* _Page_
•••
On the re-birth of ‘The Organization Woman/Man’from Yale University Press?

Who can recall this ‘American Type’, once lost in the fog of a yester-year, reivegortated in The Age Of Trump, asks Political Observer?

stephenkmacksd.com/

Apr 03, 2025

A fresh, research-driven playbook for how successful leaders can maximize the potential of others

When we think of leaders, we often imagine lone, inspirational figures lauded for their behaviors, attributes, and personal decisions—a perception that is reinforced by many leadership books. However, this approach ignores the expectations of modern work cultures centered on equity and inclusion, where a leader’s true mission is to empower others. Applying decades of behavioral science research, Don A. Moore and Max H. Bazerman offer a passionate corrective to this view, casting today’s organizations as decision factories in which effective leaders are decision architects, enabling those around them to make wise, ethical choices consistent with their own interests and the organization’s highest values. As a result, a leader’s impact grows because it ripples out instead of relying on one individual to play the part of heroic figure.
•••
* _Recorded information_
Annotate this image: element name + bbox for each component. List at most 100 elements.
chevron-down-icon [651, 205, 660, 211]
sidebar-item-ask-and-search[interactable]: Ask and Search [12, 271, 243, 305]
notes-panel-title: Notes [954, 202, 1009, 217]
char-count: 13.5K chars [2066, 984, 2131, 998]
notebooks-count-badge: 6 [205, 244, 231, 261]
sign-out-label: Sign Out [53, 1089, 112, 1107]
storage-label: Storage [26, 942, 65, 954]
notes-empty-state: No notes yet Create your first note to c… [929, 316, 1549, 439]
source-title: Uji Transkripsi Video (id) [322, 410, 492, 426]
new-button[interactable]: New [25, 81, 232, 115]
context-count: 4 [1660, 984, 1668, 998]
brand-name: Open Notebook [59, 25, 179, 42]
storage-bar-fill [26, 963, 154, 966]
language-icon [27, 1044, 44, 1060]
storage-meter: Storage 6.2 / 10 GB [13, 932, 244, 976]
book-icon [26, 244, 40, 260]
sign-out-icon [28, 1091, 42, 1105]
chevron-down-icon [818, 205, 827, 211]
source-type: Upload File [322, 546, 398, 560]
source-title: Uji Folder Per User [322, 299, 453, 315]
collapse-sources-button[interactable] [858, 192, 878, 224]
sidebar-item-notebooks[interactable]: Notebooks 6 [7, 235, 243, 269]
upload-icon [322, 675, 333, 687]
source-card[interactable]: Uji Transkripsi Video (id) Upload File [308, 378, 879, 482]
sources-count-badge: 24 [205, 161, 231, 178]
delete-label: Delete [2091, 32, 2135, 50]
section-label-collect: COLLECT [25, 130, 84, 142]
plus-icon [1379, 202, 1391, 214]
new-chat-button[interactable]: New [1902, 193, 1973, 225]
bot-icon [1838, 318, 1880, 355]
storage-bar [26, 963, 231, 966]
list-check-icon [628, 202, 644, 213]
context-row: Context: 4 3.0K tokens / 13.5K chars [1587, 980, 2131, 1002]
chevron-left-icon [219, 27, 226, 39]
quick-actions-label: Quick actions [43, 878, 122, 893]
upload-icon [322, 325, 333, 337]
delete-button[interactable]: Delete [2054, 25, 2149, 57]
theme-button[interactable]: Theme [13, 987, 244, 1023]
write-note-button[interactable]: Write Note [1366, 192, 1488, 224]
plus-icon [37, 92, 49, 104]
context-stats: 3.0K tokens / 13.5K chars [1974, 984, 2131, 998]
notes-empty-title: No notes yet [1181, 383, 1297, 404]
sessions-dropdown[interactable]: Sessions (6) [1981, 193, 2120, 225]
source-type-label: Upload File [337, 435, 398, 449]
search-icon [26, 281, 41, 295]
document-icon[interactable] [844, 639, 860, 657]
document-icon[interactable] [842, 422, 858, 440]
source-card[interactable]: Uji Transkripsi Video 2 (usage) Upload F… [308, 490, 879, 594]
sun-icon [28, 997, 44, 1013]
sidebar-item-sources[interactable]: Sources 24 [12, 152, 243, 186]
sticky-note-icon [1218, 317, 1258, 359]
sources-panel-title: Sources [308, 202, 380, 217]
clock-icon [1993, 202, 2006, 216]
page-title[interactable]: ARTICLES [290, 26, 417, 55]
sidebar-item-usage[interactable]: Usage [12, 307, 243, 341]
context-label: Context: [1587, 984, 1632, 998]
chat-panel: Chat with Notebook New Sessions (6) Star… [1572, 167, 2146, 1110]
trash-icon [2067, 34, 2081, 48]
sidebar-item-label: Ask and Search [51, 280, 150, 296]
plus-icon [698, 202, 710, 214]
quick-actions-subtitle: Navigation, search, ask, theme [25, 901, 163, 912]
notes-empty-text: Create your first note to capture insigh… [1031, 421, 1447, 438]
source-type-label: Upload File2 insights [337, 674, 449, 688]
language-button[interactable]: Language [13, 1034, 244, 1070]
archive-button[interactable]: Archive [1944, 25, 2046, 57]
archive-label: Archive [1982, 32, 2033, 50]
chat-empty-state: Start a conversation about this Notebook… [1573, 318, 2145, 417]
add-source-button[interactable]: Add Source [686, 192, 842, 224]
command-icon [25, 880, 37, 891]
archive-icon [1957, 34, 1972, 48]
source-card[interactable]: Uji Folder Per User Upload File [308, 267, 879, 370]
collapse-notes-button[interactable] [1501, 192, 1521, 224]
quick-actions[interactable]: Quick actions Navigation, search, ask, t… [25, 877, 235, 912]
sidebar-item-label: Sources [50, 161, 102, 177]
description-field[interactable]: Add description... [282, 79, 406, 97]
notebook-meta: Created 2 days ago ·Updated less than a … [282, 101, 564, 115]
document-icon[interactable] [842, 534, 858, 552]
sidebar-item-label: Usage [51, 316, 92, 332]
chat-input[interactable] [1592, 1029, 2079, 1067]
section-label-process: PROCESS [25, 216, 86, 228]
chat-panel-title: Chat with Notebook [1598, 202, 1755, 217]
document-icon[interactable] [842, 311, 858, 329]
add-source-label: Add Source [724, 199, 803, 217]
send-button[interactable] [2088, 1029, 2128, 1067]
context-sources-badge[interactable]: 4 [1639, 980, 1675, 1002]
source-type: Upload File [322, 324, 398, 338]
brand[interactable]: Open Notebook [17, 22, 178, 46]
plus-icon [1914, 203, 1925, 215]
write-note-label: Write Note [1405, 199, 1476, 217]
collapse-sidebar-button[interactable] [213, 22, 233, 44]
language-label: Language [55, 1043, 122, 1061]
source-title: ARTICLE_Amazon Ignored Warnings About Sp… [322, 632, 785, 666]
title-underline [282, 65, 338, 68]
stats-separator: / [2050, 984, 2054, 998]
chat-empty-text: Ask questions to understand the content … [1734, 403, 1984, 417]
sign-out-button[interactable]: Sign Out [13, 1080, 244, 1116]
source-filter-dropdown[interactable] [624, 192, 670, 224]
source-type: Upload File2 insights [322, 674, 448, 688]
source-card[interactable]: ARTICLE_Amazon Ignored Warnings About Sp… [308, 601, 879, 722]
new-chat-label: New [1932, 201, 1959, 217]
•••
* _What is expected_
Condense the paragraph on the page that begins "When we think of leaders" into a short bulleted list that keeps its main facts.

* _The response_
- Leaders are often pictured as lone, inspirational figures praised for their behaviors, attributes, and personal decisions, and many leadership books reinforce this view.
- This view ignores modern work cultures centered on equity and inclusion, where a leader's real mission is to empower others.
- Drawing on decades of behavioral science research, Don A. Moore and Max H. Bazerman offer a corrective.
- They describe organizations as decision factories and effective leaders as decision architects.
- These leaders help others make wise, ethical choices that fit both their own interests and the organization's highest values.
- A leader's impact therefore grows by rippling outward instead of depending on one heroic individual.